> **What the task requires**
Where the string "nMaximum" occurs in the material below, report the whole line.

> **Dataset records on visual material**
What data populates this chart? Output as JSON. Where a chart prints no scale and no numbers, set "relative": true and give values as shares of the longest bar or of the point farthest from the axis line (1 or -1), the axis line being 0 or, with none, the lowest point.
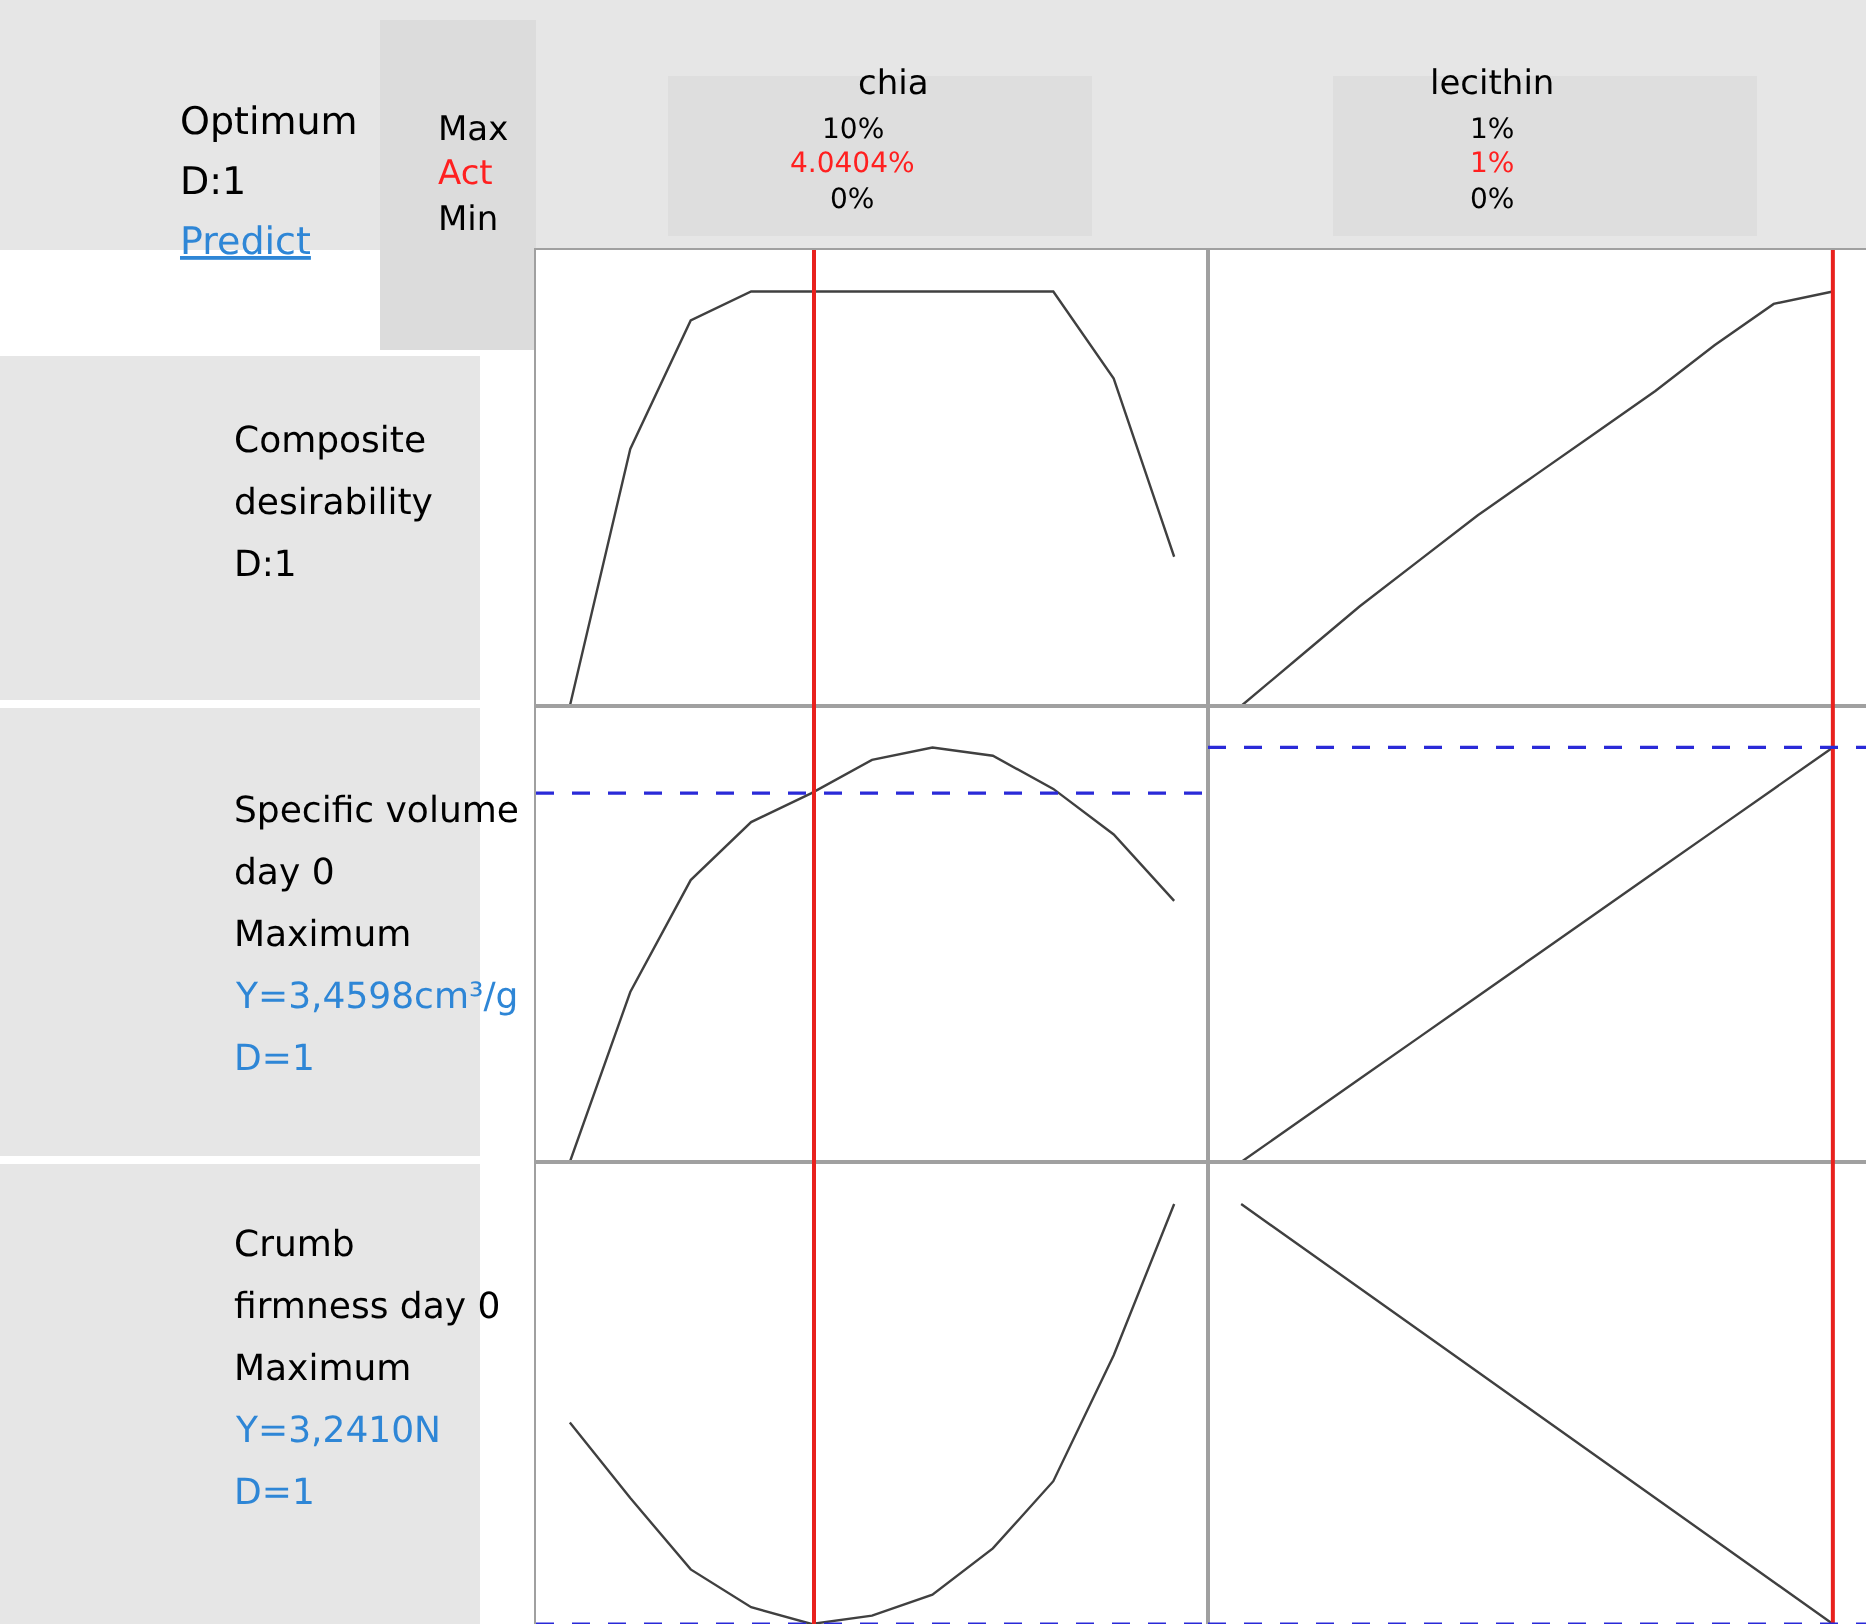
{
  "chart_data": [
    {
      "type": "other",
      "annotations": [
        "Optimum",
        "D:1",
        "Predict",
        "Max",
        "Act",
        "Min"
      ]
    },
    {
      "type": "line",
      "relative": true,
      "title": "chia",
      "ylabel": "Composite\ndesirability\nD:1",
      "annotations": [
        "10%",
        "4.0404%",
        "0%"
      ],
      "tick_labels": false,
      "grid": false,
      "marker": "none",
      "line_style": "solid",
      "categories": [
        null,
        null,
        null,
        null,
        null,
        null,
        null,
        null,
        null,
        null,
        null
      ],
      "series": [
        {
          "color": "#404040",
          "values": [
            0,
            0.62,
            0.93,
            1,
            1,
            1,
            1,
            1,
            1,
            0.79,
            0.36
          ]
        }
      ]
    },
    {
      "type": "line",
      "relative": true,
      "title": "lecithin",
      "annotations": [
        "1%",
        "1%",
        "0%"
      ],
      "tick_labels": false,
      "grid": false,
      "marker": "none",
      "line_style": "solid",
      "categories": [
        null,
        null,
        null,
        null,
        null,
        null,
        null,
        null,
        null,
        null,
        null
      ],
      "series": [
        {
          "color": "#404040",
          "values": [
            0,
            0.12,
            0.24,
            0.35,
            0.46,
            0.56,
            0.66,
            0.76,
            0.87,
            0.97,
            1
          ]
        }
      ]
    },
    {
      "type": "line",
      "relative": true,
      "ylabel": "Specific volume\nday 0\nMaximum",
      "annotations": [
        "Y=3,4598cm³/g",
        "D=1"
      ],
      "tick_labels": false,
      "grid": false,
      "marker": "none",
      "line_style": "solid",
      "categories": [
        null,
        null,
        null,
        null,
        null,
        null,
        null,
        null,
        null,
        null,
        null
      ],
      "series": [
        {
          "color": "#404040",
          "values": [
            0,
            0.41,
            0.68,
            0.82,
            0.89,
            0.97,
            1,
            0.98,
            0.9,
            0.79,
            0.63
          ]
        }
      ],
      "ref_lines": [
        {
          "axis": "y",
          "value": 0.89,
          "color": "#2a2ad8",
          "line_style": "dashed"
        }
      ]
    },
    {
      "type": "line",
      "relative": true,
      "tick_labels": false,
      "grid": false,
      "marker": "none",
      "line_style": "solid",
      "categories": [
        null,
        null,
        null,
        null,
        null,
        null,
        null,
        null,
        null,
        null,
        null
      ],
      "series": [
        {
          "color": "#404040",
          "values": [
            0,
            0.1,
            0.2,
            0.3,
            0.4,
            0.5,
            0.6,
            0.7,
            0.8,
            0.9,
            1
          ]
        }
      ],
      "ref_lines": [
        {
          "axis": "y",
          "value": 1,
          "color": "#2a2ad8",
          "line_style": "dashed"
        }
      ]
    },
    {
      "type": "line",
      "relative": true,
      "ylabel": "Crumb\nfirmness day 0\nMaximum",
      "annotations": [
        "Y=3,2410N",
        "D=1"
      ],
      "tick_labels": false,
      "grid": false,
      "marker": "none",
      "line_style": "solid",
      "categories": [
        null,
        null,
        null,
        null,
        null,
        null,
        null,
        null,
        null,
        null,
        null
      ],
      "series": [
        {
          "color": "#404040",
          "values": [
            0.48,
            0.3,
            0.13,
            0.04,
            0,
            0.02,
            0.07,
            0.18,
            0.34,
            0.64,
            1
          ]
        }
      ],
      "ref_lines": [
        {
          "axis": "y",
          "value": 0,
          "color": "#2a2ad8",
          "line_style": "dashed"
        }
      ]
    },
    {
      "type": "line",
      "relative": true,
      "tick_labels": false,
      "grid": false,
      "marker": "none",
      "line_style": "solid",
      "categories": [
        null,
        null,
        null,
        null,
        null,
        null,
        null,
        null,
        null,
        null,
        null
      ],
      "series": [
        {
          "color": "#404040",
          "values": [
            1,
            0.9,
            0.8,
            0.7,
            0.6,
            0.5,
            0.4,
            0.3,
            0.2,
            0.1,
            0
          ]
        }
      ],
      "ref_lines": [
        {
          "axis": "y",
          "value": 0,
          "color": "#2a2ad8",
          "line_style": "dashed"
        }
      ]
    }
  ]
}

> **Reply to the exercise**
      "ylabel": "Specific volume\nday 0\nMaximum",
      "ylabel": "Crumb\nfirmness day 0\nMaximum",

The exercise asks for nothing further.